:: INFORMATION GIVEN
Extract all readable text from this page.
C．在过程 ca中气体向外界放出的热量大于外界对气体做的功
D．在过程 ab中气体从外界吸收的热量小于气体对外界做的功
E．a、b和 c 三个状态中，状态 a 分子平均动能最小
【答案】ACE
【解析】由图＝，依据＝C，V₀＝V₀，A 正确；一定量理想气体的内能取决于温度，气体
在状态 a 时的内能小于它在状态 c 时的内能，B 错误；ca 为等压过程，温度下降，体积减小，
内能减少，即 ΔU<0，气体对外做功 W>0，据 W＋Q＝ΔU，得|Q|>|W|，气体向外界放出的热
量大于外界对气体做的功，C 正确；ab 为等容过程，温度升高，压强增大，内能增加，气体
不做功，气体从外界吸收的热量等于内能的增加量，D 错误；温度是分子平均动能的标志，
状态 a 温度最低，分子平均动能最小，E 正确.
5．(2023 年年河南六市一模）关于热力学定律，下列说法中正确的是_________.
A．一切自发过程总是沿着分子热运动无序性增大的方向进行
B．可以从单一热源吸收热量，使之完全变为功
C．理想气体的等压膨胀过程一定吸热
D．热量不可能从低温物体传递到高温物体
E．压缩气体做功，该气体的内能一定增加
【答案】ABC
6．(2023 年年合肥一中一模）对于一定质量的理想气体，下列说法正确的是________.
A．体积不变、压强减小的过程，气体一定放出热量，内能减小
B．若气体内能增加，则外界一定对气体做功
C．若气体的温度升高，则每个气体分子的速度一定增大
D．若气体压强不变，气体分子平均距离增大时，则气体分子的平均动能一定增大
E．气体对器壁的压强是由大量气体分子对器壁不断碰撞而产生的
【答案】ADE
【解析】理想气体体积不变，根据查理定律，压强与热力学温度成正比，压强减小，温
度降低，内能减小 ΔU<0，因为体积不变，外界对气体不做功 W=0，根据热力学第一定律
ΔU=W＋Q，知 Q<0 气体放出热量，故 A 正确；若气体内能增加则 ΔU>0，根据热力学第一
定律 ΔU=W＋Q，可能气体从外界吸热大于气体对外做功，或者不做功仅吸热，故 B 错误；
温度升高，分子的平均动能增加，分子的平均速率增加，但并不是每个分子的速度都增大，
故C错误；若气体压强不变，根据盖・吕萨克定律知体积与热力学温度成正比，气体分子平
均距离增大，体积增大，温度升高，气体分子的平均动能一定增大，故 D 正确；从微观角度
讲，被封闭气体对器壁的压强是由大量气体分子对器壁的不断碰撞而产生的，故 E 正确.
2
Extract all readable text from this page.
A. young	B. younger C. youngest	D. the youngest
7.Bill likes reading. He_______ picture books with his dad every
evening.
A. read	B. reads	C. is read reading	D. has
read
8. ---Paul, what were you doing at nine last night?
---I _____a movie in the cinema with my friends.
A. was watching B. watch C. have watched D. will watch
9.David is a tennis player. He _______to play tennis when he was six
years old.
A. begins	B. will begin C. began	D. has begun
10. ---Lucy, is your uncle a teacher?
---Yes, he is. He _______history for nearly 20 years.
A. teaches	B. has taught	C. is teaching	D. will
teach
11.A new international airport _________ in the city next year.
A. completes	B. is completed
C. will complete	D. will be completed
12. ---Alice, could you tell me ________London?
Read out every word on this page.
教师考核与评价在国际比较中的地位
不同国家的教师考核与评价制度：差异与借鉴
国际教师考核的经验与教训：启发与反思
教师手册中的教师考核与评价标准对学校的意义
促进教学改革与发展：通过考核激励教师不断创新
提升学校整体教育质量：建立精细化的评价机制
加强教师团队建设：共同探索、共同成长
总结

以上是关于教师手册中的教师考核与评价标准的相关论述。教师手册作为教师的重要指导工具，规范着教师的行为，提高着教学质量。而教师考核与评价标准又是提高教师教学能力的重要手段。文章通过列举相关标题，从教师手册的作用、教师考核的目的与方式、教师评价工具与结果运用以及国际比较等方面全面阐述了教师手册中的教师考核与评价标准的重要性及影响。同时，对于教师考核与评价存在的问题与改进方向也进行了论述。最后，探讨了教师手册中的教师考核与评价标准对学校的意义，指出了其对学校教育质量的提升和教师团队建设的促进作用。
::::
= DIRECTION =
Where a line in the material contains "内能减小", copy that line.

= SOLUTION BELOW =
A．体积不变、压强减小的过程，气体一定放出热量，内能减小
度降低，内能减小 ΔU<0，因为体积不变，外界对气体不做功 W=0，根据热力学第一定律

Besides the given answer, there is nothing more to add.